Look through the data below. Collect every line where the word "within" occurs.

***** THE INPUT *****

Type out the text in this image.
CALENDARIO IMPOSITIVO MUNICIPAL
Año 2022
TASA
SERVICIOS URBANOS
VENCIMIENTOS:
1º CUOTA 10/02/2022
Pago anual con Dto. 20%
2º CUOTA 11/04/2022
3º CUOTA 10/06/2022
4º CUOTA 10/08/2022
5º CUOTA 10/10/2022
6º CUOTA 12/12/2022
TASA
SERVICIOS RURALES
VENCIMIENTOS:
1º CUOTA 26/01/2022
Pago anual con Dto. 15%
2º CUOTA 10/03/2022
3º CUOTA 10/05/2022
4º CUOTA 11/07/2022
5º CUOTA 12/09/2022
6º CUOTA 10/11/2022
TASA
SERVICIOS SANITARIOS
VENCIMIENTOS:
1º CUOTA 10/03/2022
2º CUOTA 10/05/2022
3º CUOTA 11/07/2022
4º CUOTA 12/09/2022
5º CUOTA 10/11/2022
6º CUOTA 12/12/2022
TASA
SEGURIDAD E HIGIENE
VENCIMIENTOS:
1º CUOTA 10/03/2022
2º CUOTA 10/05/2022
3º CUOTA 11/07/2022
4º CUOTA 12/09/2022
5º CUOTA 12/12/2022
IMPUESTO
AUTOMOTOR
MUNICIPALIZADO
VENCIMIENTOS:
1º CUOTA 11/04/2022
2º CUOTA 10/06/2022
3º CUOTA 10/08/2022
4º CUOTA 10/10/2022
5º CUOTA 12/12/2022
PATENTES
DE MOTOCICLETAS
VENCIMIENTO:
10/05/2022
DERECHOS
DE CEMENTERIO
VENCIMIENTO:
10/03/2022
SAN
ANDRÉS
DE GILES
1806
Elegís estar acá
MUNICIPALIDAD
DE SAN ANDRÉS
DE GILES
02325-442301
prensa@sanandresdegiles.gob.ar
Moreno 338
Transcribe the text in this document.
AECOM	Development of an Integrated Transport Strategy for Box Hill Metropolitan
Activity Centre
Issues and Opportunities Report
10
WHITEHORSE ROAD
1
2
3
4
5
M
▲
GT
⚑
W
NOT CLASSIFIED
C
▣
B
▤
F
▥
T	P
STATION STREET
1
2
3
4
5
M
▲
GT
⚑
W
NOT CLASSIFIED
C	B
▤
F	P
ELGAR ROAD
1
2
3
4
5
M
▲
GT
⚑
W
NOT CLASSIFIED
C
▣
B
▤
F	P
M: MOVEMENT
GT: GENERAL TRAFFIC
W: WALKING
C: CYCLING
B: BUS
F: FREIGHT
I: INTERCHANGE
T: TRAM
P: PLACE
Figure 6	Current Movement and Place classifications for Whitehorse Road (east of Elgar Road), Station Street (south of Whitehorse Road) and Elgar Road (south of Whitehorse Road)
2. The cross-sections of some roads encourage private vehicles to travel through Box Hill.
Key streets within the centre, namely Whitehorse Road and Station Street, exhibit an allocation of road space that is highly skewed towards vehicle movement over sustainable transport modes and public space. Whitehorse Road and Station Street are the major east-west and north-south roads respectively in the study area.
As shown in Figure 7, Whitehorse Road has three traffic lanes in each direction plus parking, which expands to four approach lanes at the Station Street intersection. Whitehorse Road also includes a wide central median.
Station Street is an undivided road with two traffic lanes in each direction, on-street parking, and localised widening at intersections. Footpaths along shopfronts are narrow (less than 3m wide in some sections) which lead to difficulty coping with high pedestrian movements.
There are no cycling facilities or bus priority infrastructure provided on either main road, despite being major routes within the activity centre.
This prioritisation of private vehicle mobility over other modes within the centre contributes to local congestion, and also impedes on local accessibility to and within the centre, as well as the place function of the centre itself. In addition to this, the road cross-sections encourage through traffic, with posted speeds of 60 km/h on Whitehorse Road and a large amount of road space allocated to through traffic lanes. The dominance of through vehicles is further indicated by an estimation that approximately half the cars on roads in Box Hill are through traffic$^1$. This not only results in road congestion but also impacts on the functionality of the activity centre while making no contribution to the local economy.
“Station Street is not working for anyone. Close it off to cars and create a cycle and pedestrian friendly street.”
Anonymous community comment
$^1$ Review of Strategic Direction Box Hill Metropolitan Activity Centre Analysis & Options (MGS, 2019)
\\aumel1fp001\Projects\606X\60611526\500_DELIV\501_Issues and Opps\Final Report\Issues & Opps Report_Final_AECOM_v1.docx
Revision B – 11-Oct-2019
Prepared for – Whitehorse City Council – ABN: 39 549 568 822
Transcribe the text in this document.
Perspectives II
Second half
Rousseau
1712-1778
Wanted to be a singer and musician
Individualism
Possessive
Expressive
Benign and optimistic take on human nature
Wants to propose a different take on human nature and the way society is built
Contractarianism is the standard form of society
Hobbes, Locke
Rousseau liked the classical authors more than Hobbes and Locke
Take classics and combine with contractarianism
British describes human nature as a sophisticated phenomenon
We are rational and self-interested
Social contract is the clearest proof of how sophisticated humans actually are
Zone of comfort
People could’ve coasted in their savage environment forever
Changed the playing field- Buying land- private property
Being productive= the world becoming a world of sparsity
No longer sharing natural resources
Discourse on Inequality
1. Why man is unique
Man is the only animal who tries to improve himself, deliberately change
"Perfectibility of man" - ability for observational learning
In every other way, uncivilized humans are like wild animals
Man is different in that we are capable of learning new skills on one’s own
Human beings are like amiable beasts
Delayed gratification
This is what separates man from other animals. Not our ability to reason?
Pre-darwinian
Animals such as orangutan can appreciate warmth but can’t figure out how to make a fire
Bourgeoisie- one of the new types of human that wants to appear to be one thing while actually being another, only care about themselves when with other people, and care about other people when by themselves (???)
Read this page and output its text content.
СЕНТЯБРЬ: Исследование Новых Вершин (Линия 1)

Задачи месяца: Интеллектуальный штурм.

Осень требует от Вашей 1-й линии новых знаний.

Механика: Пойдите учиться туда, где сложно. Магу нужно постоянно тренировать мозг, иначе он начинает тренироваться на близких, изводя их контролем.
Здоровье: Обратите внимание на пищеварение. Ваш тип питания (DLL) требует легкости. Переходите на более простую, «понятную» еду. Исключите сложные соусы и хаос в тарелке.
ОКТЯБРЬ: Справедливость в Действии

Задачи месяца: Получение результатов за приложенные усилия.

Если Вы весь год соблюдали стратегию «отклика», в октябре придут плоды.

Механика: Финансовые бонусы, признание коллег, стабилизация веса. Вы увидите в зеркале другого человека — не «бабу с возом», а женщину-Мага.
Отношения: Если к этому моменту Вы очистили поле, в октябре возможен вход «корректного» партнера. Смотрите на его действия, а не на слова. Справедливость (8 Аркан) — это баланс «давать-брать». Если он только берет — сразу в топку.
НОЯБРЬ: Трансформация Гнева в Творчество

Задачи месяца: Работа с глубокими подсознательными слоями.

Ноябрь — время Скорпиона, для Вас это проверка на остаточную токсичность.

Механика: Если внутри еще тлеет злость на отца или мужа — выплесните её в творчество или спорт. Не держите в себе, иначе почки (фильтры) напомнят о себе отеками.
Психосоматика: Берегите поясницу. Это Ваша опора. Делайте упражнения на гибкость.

*****

● TASK RESULT:
Key streets within the centre, namely Whitehorse Road and Station Street, exhibit an allocation of road space that is highly skewed towards vehicle movement over sustainable transport modes and public space. Whitehorse Road and Station Street are the major east-west and north-south roads respectively in the study area.
There are no cycling facilities or bus priority infrastructure provided on either main road, despite being major routes within the activity centre.
This prioritisation of private vehicle mobility over other modes within the centre contributes to local congestion, and also impedes on local accessibility to and within the centre, as well as the place function of the centre itself. In addition to this, the road cross-sections encourage through traffic, with posted speeds of 60 km/h on Whitehorse Road and a large amount of road space allocated to through traffic lanes. The dominance of through vehicles is further indicated by an estimation that approximately half the cars on roads in Box Hill are through traffic$^1$. This not only results in road congestion but also impacts on the functionality of the activity centre while making no contribution to the local economy.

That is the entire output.